SET EXERCISE | Provide only the number of lines in the listing that contain the string "visszatérni".

Saved data entries

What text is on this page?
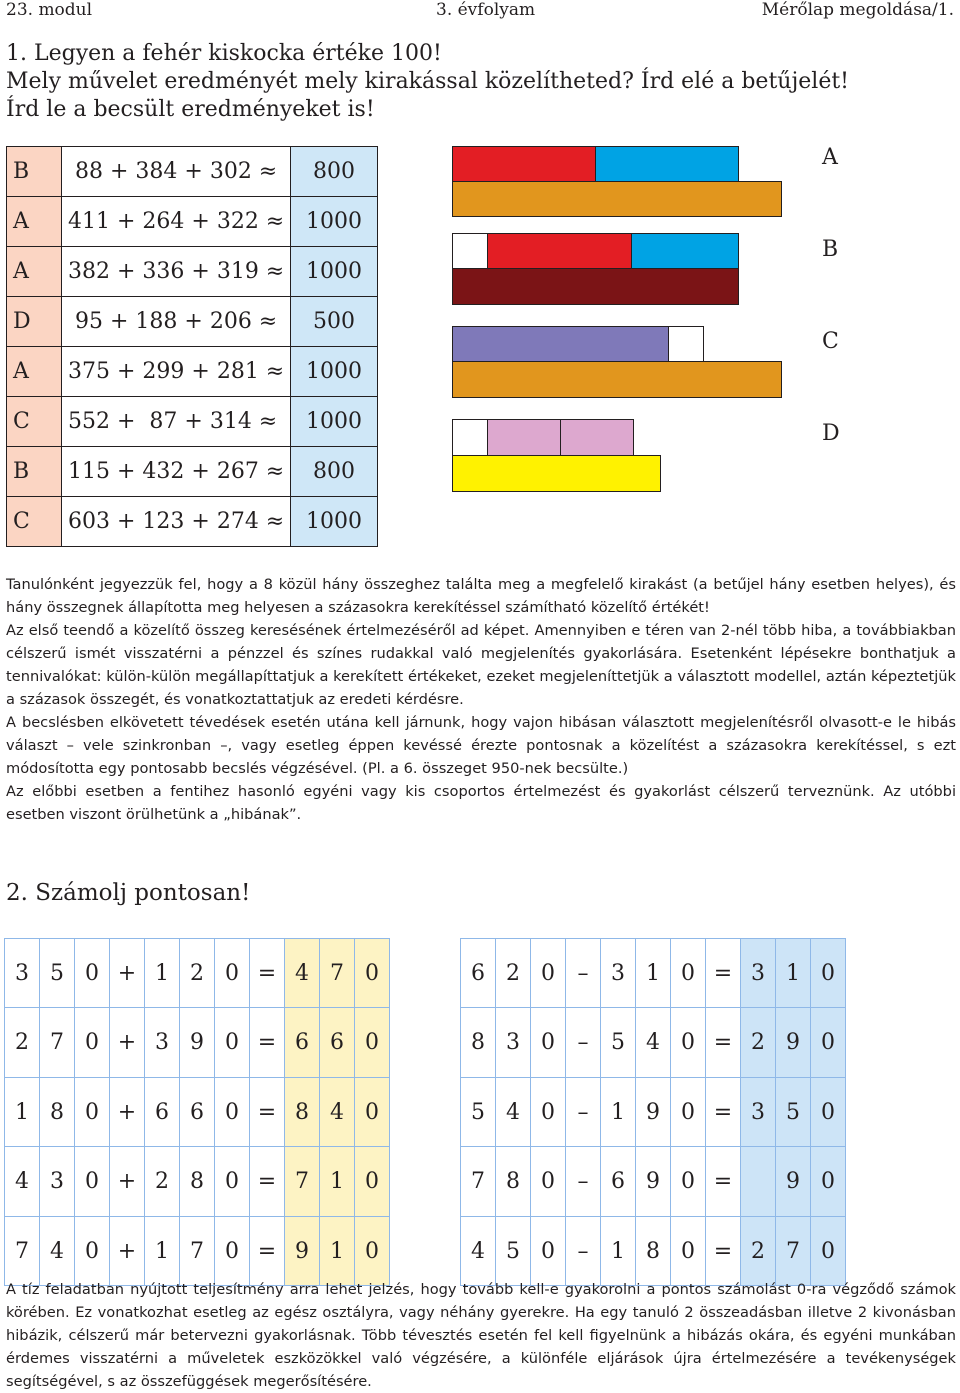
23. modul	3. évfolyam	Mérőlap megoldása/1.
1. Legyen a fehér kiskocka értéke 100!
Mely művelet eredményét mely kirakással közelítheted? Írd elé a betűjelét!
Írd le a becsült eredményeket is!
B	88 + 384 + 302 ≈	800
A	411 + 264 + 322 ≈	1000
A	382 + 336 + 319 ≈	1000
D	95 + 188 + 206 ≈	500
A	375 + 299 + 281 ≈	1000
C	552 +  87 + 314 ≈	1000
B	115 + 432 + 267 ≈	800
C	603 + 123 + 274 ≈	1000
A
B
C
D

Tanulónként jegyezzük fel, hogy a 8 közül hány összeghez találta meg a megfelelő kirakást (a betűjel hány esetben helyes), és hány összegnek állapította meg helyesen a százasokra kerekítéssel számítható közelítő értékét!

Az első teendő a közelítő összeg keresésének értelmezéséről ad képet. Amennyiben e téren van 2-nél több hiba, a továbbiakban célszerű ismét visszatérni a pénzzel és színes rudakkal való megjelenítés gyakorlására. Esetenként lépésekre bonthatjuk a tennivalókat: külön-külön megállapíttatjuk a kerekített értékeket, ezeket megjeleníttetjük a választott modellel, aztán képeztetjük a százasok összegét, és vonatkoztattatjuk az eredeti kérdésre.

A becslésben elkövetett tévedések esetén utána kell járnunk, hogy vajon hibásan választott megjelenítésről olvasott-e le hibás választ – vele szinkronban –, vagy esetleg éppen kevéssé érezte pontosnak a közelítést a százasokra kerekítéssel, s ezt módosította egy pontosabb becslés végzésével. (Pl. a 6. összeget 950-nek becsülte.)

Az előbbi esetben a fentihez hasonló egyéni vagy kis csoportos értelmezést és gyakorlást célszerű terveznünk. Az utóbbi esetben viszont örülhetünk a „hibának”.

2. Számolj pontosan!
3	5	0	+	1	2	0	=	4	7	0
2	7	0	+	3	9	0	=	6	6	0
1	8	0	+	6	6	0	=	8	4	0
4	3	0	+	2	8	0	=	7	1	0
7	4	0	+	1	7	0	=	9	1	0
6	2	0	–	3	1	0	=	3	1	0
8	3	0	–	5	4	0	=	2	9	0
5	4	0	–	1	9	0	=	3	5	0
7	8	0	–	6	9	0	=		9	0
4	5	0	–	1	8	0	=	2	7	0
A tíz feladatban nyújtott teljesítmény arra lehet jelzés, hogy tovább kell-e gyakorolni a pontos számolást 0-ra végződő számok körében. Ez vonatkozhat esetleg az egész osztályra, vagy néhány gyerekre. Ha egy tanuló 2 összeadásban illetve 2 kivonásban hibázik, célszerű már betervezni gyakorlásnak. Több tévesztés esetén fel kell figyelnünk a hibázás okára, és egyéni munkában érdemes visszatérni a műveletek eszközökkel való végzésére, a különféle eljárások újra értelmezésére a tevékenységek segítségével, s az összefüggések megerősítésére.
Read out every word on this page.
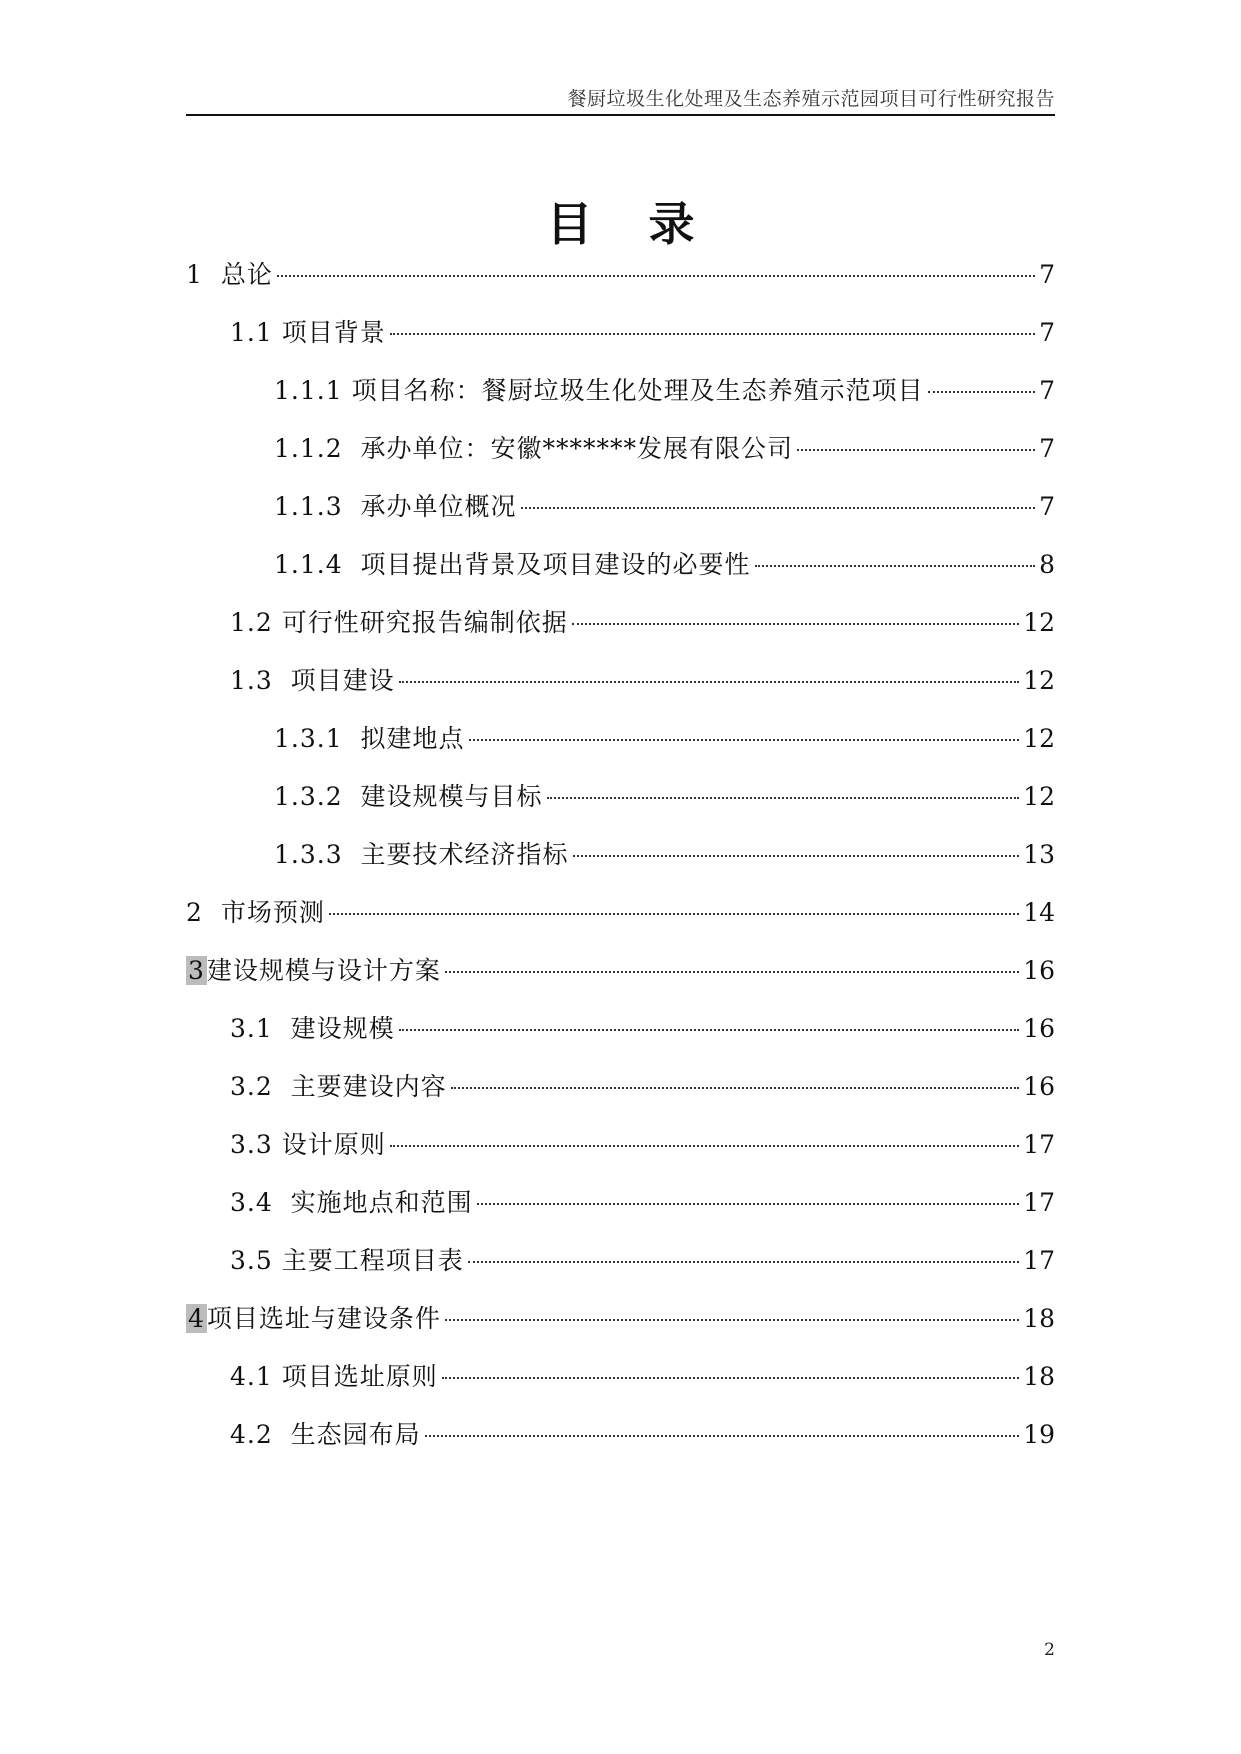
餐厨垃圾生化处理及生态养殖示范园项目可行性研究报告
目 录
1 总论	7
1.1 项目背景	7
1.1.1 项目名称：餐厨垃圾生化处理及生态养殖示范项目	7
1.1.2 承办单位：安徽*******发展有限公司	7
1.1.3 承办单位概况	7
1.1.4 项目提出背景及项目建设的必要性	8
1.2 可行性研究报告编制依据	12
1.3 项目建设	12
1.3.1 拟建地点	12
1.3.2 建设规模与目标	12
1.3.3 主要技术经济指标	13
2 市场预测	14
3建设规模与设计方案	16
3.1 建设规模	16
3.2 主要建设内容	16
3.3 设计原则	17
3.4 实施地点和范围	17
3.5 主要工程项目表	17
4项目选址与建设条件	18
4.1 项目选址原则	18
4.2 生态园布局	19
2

TASK ANSWER | 2